Saved entries:
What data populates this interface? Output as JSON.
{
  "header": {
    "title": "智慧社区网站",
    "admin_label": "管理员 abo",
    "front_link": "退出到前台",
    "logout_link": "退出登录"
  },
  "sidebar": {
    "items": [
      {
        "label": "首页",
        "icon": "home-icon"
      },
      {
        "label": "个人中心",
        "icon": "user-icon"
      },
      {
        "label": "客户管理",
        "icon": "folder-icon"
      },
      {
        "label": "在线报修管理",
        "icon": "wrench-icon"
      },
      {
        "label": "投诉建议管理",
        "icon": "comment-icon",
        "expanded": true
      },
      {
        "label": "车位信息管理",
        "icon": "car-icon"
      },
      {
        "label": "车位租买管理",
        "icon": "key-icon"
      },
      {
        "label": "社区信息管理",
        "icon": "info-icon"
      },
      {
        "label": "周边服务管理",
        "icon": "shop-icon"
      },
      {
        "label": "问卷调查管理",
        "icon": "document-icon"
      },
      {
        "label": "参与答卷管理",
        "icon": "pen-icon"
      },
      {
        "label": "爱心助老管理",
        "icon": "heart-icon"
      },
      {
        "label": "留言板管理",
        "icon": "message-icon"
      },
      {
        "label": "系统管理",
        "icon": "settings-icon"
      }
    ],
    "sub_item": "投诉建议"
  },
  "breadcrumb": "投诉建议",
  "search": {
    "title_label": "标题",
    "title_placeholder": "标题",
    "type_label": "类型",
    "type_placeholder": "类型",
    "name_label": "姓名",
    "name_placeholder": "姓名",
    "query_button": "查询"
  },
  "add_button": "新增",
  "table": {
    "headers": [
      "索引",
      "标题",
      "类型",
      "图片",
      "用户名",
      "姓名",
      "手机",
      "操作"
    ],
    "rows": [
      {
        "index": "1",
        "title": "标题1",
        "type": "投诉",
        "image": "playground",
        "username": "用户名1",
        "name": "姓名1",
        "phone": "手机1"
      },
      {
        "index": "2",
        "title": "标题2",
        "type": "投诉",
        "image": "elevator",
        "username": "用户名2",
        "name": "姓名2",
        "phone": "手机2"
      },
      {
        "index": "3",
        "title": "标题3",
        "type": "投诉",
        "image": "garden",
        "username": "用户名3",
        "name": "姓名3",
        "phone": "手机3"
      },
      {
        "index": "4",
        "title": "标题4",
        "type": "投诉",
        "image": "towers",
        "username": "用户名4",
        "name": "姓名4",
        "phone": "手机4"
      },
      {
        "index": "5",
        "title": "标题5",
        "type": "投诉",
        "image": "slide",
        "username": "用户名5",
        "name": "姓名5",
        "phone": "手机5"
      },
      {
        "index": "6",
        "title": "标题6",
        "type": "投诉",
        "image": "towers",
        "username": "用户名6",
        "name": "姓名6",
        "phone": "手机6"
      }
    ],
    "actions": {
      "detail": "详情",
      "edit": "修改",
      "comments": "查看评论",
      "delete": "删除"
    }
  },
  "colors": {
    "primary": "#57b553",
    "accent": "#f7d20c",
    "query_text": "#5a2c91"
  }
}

WRITTEN TASK: All lines above with "image" in them should be returned.

RESULT OF THE EXERCISE:
        "image": "playground",
        "image": "elevator",
        "image": "garden",
        "image": "towers",
        "image": "slide",
        "image": "towers",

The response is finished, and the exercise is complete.